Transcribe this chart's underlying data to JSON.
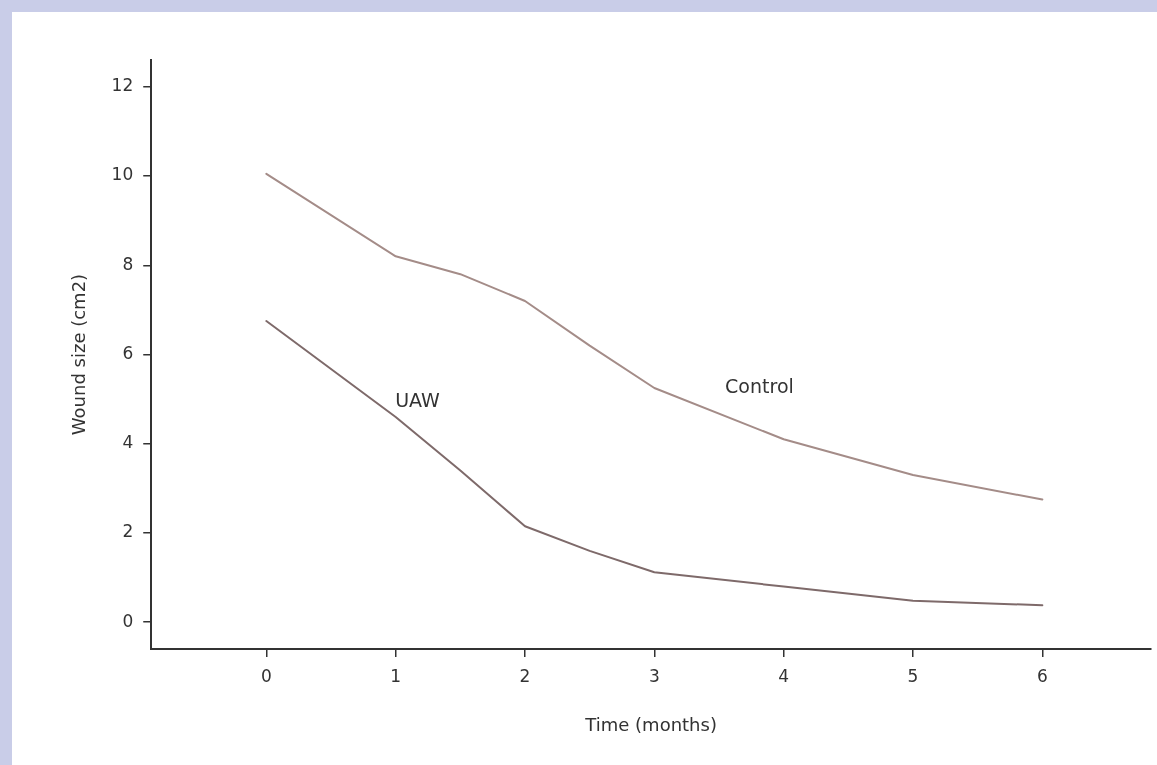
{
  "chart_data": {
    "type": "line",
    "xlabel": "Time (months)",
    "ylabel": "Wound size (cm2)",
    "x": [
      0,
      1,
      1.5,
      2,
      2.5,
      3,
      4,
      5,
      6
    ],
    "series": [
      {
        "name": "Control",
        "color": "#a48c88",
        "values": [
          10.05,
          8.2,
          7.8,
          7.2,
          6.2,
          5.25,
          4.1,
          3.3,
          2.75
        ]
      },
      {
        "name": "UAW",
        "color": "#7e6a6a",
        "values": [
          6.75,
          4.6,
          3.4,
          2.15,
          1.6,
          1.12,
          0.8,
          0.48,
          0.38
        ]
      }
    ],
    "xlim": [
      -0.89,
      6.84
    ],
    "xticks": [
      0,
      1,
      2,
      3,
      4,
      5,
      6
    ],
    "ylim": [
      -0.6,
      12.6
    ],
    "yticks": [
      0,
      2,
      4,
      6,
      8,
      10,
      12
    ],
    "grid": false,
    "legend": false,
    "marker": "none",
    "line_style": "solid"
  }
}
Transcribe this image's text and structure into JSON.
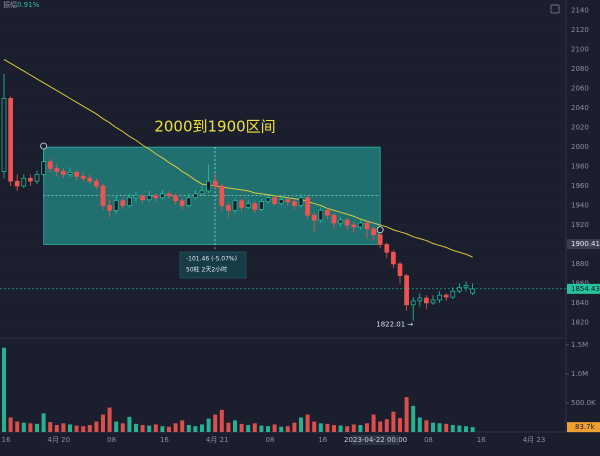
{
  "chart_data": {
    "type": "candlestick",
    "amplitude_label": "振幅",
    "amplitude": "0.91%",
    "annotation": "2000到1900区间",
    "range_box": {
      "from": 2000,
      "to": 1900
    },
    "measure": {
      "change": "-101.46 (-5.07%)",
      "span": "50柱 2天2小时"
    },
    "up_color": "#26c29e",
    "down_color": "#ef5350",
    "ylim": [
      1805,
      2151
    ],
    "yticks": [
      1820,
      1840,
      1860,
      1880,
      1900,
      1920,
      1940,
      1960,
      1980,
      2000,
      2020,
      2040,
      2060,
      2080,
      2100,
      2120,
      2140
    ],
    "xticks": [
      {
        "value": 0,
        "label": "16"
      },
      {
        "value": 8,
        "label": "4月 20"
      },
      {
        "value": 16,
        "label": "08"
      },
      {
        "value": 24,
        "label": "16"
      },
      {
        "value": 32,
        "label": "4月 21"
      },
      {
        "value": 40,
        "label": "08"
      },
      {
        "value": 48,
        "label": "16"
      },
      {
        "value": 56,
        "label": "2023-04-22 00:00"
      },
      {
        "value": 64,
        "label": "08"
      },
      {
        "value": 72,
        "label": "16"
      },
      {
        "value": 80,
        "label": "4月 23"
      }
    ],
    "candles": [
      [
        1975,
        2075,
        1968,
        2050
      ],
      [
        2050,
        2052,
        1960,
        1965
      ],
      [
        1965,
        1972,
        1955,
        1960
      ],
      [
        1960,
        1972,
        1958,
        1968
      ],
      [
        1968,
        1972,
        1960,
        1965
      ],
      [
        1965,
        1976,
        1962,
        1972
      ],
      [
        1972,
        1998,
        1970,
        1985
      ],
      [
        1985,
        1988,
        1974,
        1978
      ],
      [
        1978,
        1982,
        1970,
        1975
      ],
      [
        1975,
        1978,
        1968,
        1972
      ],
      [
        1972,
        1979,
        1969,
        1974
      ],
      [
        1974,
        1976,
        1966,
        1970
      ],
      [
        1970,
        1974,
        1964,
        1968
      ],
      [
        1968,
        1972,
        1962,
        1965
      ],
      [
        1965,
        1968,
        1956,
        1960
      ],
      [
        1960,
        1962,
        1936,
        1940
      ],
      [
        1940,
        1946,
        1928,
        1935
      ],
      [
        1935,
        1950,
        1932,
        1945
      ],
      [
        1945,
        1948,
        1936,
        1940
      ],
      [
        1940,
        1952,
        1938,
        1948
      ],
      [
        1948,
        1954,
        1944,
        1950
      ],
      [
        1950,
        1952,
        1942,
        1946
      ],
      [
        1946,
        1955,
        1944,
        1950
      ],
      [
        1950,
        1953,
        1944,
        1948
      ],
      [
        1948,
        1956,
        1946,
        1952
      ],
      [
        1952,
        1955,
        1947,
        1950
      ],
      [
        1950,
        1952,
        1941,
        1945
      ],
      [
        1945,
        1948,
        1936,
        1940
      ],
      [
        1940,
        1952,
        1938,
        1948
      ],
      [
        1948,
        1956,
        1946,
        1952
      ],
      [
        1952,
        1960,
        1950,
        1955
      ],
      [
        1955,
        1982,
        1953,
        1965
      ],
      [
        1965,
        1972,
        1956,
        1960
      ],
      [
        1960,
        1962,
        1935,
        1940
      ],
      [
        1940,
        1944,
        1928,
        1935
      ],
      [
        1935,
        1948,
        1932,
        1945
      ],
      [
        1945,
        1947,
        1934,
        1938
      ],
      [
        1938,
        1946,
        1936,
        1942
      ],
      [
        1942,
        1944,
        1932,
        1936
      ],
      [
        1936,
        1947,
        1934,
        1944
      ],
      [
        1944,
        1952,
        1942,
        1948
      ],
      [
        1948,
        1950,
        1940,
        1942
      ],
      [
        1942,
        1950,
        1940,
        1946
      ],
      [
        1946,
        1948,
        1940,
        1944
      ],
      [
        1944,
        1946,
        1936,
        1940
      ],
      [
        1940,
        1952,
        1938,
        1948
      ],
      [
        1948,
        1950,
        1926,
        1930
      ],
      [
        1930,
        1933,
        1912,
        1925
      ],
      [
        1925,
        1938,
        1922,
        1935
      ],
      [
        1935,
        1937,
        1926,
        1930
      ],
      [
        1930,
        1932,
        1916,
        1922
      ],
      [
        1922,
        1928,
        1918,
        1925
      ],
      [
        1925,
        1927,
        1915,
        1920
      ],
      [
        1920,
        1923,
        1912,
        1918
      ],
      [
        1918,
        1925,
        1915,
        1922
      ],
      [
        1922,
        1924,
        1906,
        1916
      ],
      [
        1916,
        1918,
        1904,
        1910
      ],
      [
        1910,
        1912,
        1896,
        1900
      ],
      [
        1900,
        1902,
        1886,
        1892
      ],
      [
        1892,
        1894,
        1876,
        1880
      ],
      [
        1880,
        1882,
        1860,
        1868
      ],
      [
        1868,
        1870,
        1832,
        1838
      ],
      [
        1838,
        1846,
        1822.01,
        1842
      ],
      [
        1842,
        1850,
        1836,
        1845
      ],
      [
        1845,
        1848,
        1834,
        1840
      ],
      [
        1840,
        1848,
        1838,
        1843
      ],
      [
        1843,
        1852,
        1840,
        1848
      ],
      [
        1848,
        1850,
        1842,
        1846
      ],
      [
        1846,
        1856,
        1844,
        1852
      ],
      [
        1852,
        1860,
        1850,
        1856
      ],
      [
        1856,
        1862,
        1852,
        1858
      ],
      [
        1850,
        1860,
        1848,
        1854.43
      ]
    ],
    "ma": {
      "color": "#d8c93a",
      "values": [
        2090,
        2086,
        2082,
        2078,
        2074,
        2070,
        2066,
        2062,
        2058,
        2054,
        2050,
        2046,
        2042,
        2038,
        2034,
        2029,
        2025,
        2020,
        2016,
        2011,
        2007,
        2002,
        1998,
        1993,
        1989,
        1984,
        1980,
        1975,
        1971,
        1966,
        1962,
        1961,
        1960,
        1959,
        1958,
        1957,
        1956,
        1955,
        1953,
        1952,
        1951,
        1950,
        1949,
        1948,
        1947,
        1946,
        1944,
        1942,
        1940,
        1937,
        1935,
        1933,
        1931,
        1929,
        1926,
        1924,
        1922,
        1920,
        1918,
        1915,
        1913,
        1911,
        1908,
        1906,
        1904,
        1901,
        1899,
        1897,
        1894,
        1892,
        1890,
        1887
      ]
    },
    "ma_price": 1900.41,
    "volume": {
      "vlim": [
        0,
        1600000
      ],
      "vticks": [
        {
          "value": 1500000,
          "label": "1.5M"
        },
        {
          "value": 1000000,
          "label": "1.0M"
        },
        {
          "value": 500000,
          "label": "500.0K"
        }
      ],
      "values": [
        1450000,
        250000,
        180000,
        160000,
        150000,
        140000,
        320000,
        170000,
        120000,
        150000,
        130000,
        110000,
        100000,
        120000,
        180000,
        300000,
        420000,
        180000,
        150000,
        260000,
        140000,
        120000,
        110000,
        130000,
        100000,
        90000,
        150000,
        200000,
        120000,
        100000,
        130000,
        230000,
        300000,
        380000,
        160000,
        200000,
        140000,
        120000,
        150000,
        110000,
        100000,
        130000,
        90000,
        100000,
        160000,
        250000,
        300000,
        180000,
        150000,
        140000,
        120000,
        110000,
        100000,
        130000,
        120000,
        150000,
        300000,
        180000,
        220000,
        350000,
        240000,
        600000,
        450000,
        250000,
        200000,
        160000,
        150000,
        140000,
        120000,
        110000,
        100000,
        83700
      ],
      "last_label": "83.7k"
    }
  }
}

################

Short problem:
Among the lines above, count those containing the word "Transcribe" and give nothing but the result.

Final result:
2